§ Work to do: Scan the listing below. Report each line that includes "Back".

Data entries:
________
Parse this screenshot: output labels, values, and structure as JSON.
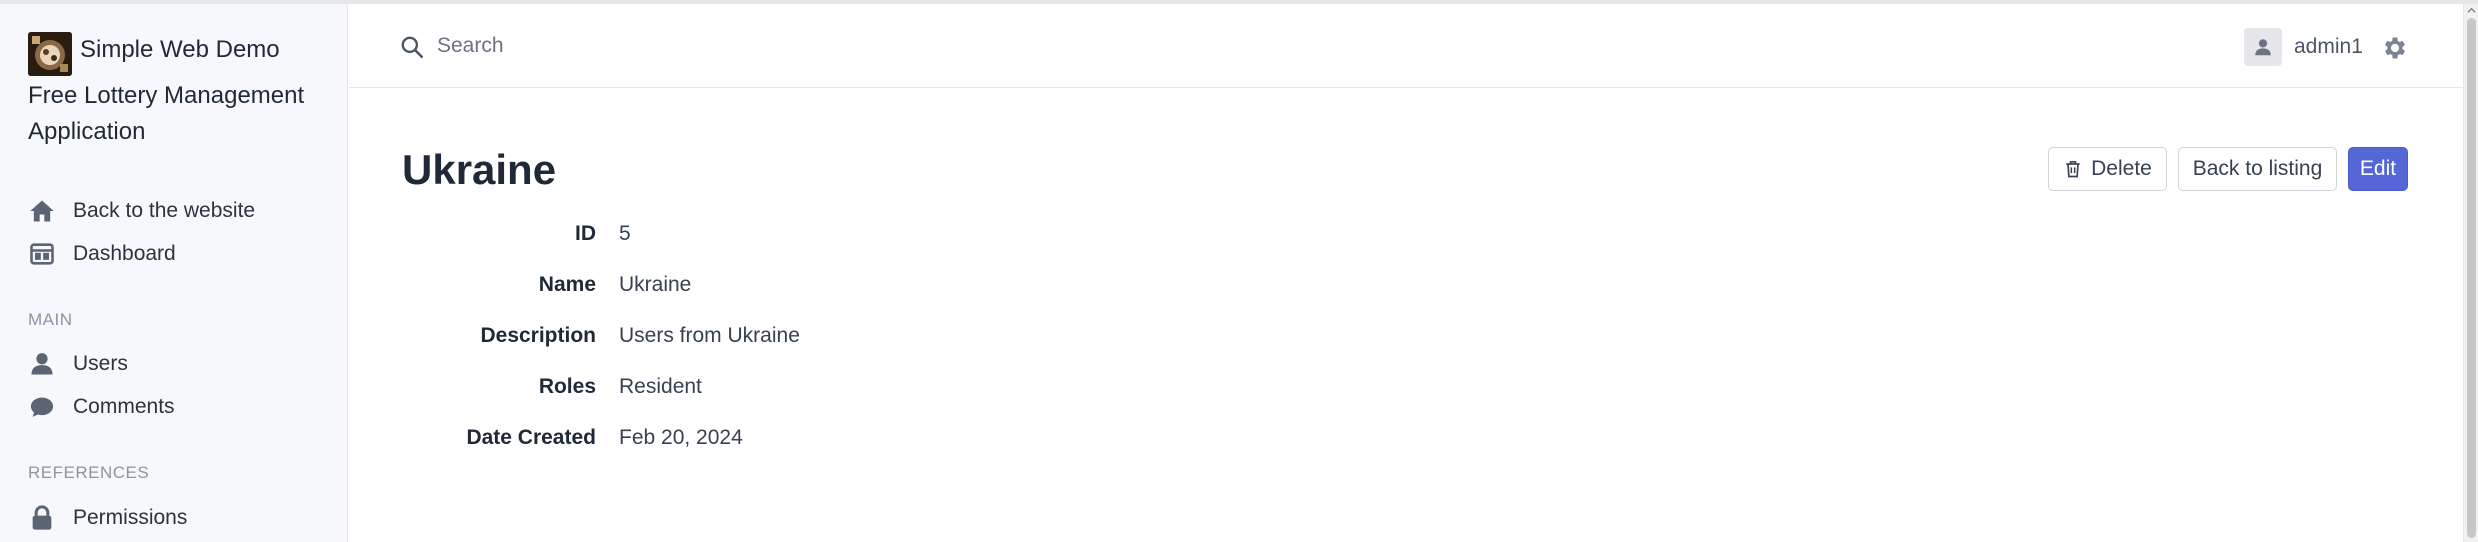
{
  "app": {
    "brand_line1": "Simple Web Demo",
    "brand_line2": "Free Lottery Management Application"
  },
  "sidebar": {
    "top_items": [
      {
        "label": "Back to the website",
        "icon": "home-icon"
      },
      {
        "label": "Dashboard",
        "icon": "dashboard-icon"
      }
    ],
    "sections": [
      {
        "title": "MAIN",
        "items": [
          {
            "label": "Users",
            "icon": "user-icon"
          },
          {
            "label": "Comments",
            "icon": "comment-icon"
          }
        ]
      },
      {
        "title": "REFERENCES",
        "items": [
          {
            "label": "Permissions",
            "icon": "lock-icon"
          }
        ]
      }
    ]
  },
  "header": {
    "search_placeholder": "Search",
    "username": "admin1"
  },
  "page": {
    "title": "Ukraine",
    "actions": {
      "delete": "Delete",
      "back": "Back to listing",
      "edit": "Edit"
    },
    "fields": [
      {
        "label": "ID",
        "value": "5"
      },
      {
        "label": "Name",
        "value": "Ukraine"
      },
      {
        "label": "Description",
        "value": "Users from Ukraine"
      },
      {
        "label": "Roles",
        "value": "Resident"
      },
      {
        "label": "Date Created",
        "value": "Feb 20, 2024"
      }
    ]
  },
  "colors": {
    "primary": "#5566d6",
    "sidebar_bg": "#f6f8fb",
    "icon": "#5b6472"
  }
}
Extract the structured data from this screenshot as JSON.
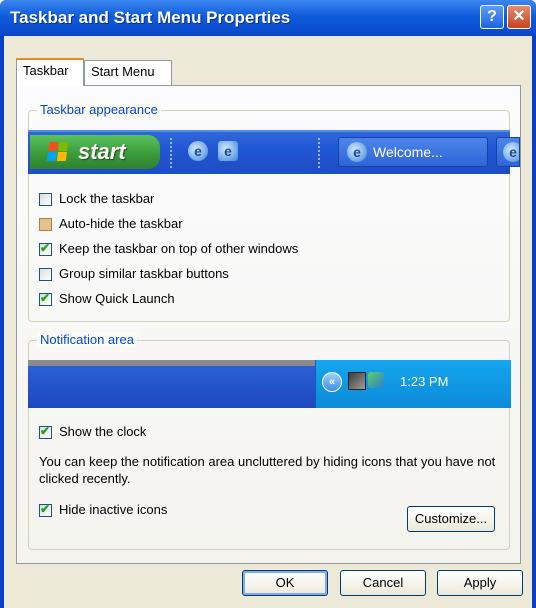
{
  "window": {
    "title": "Taskbar and Start Menu Properties",
    "help_label": "?",
    "close_label": "✕"
  },
  "tabs": [
    {
      "label": "Taskbar",
      "active": true
    },
    {
      "label": "Start Menu",
      "active": false
    }
  ],
  "taskbar_appearance": {
    "title": "Taskbar appearance",
    "preview": {
      "start_label": "start",
      "quick_launch_icons": [
        "ie-icon",
        "ie-alt-icon"
      ],
      "task_button_label": "Welcome..."
    },
    "options": [
      {
        "label": "Lock the taskbar",
        "checked": false
      },
      {
        "label": "Auto-hide the taskbar",
        "checked": false
      },
      {
        "label": "Keep the taskbar on top of other windows",
        "checked": true
      },
      {
        "label": "Group similar taskbar buttons",
        "checked": false
      },
      {
        "label": "Show Quick Launch",
        "checked": true
      }
    ]
  },
  "notification_area": {
    "title": "Notification area",
    "preview": {
      "clock_text": "1:23 PM"
    },
    "show_clock": {
      "label": "Show the clock",
      "checked": true
    },
    "description": "You can keep the notification area uncluttered by hiding icons that you have not clicked recently.",
    "hide_inactive": {
      "label": "Hide inactive icons",
      "checked": true
    },
    "customize_label": "Customize..."
  },
  "buttons": {
    "ok": "OK",
    "cancel": "Cancel",
    "apply": "Apply"
  },
  "colors": {
    "title_bar": "#0a46c9",
    "group_title": "#0046d5",
    "start_green": "#3c9b3c",
    "tray_blue": "#0c8ad8"
  }
}
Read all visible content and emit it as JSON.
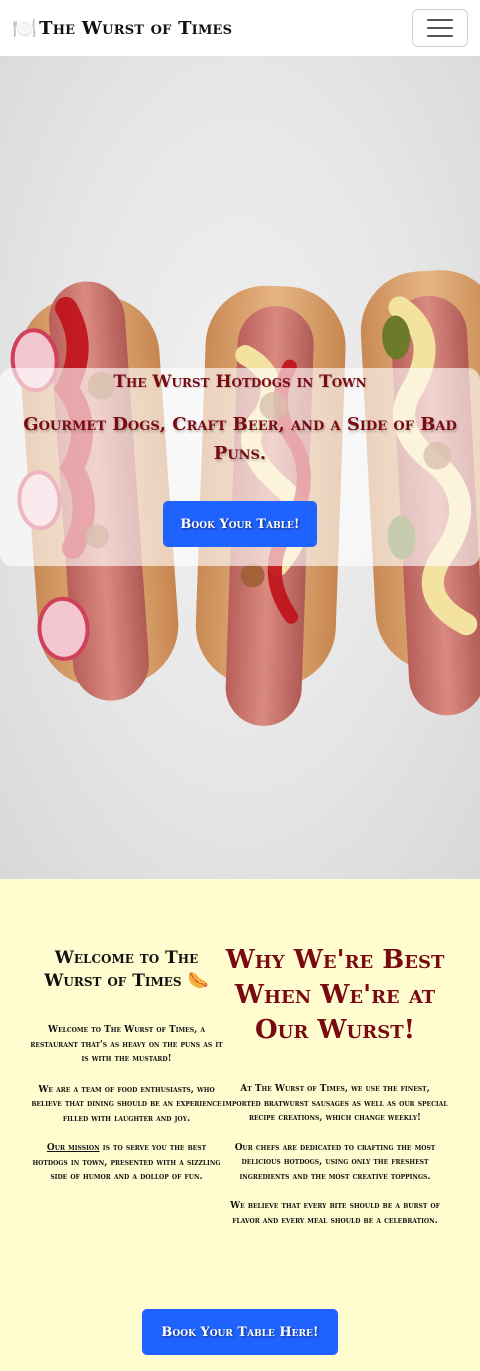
{
  "navbar": {
    "brand_icon": "🍽️",
    "brand_text": "The Wurst of Times",
    "toggler_icon": "hamburger-menu-icon"
  },
  "hero": {
    "image_subject": "three gourmet hotdogs with toppings",
    "title": "The Wurst Hotdogs in Town",
    "subtitle": "Gourmet Dogs, Craft Beer, and a Side of Bad Puns.",
    "button_label": "Book Your Table!"
  },
  "about": {
    "welcome_heading": "Welcome to The Wurst of Times",
    "welcome_heading_icon": "🌭",
    "left_paragraphs": {
      "p1": "Welcome to The Wurst of Times, a restaurant that's as heavy on the puns as it is with the mustard!",
      "p2": "We are a team of food enthusiasts, who believe that dining should be an experience filled with laughter and joy.",
      "p3_link": "Our mission",
      "p3_rest": " is to serve you the best hotdogs in town, presented with a sizzling side of humor and a dollop of fun."
    },
    "why_heading": "Why We're Best When We're at Our Wurst!",
    "right_paragraphs": {
      "p1": "At The Wurst of Times, we use the finest, imported bratwurst sausages as well as our special recipe creations, which change weekly!",
      "p2": "Our chefs are dedicated to crafting the most delicious hotdogs, using only the freshest ingredients and the most creative toppings.",
      "p3": "We believe that every bite should be a burst of flavor and every meal should be a celebration."
    },
    "button_label": "Book Your Table Here!"
  },
  "colors": {
    "accent_red": "#7a0a12",
    "button_blue": "#1f63ff",
    "section_bg": "#fffdd0"
  }
}
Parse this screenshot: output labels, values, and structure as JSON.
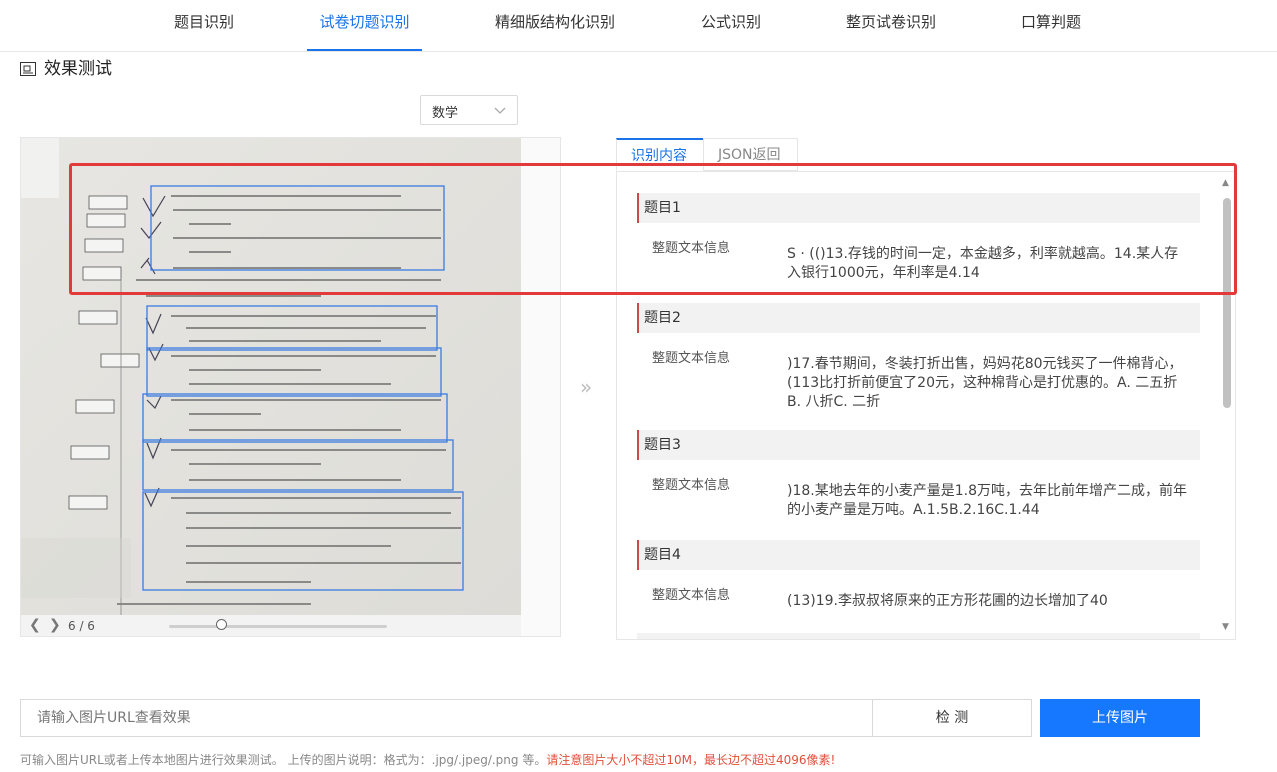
{
  "nav": {
    "tabs": [
      {
        "label": "题目识别"
      },
      {
        "label": "试卷切题识别"
      },
      {
        "label": "精细版结构化识别"
      },
      {
        "label": "公式识别"
      },
      {
        "label": "整页试卷识别"
      },
      {
        "label": "口算判题"
      }
    ],
    "active_index": 1
  },
  "section_title": "效果测试",
  "subject_select": {
    "value": "数学"
  },
  "viewer": {
    "page_counter": "6 / 6",
    "slider_position": 0.25
  },
  "result_tabs": [
    {
      "label": "识别内容"
    },
    {
      "label": "JSON返回"
    }
  ],
  "questions": [
    {
      "title": "题目1",
      "label": "整题文本信息",
      "text": "S · (()13.存钱的时间一定，本金越多，利率就越高。14.某人存入银行1000元，年利率是4.14"
    },
    {
      "title": "题目2",
      "label": "整题文本信息",
      "text": ")17.春节期间，冬装打折出售，妈妈花80元钱买了一件棉背心，(113比打折前便宜了20元，这种棉背心是打优惠的。A. 二五折B. 八折C. 二折"
    },
    {
      "title": "题目3",
      "label": "整题文本信息",
      "text": ")18.某地去年的小麦产量是1.8万吨，去年比前年增产二成，前年的小麦产量是万吨。A.1.5B.2.16C.1.44"
    },
    {
      "title": "题目4",
      "label": "整题文本信息",
      "text": "(13)19.李叔叔将原来的正方形花圃的边长增加了40"
    }
  ],
  "bottom": {
    "url_placeholder": "请输入图片URL查看效果",
    "detect_label": "检 测",
    "upload_label": "上传图片",
    "hint_text": "可输入图片URL或者上传本地图片进行效果测试。 上传的图片说明：格式为：.jpg/.jpeg/.png 等。",
    "hint_warning": "请注意图片大小不超过10M，最长边不超过4096像素!"
  },
  "colors": {
    "accent": "#1677ff",
    "highlight_box": "#e23a3a"
  }
}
________
§ Result:
        "label": "Back to the website",
      "back": "Back to listing",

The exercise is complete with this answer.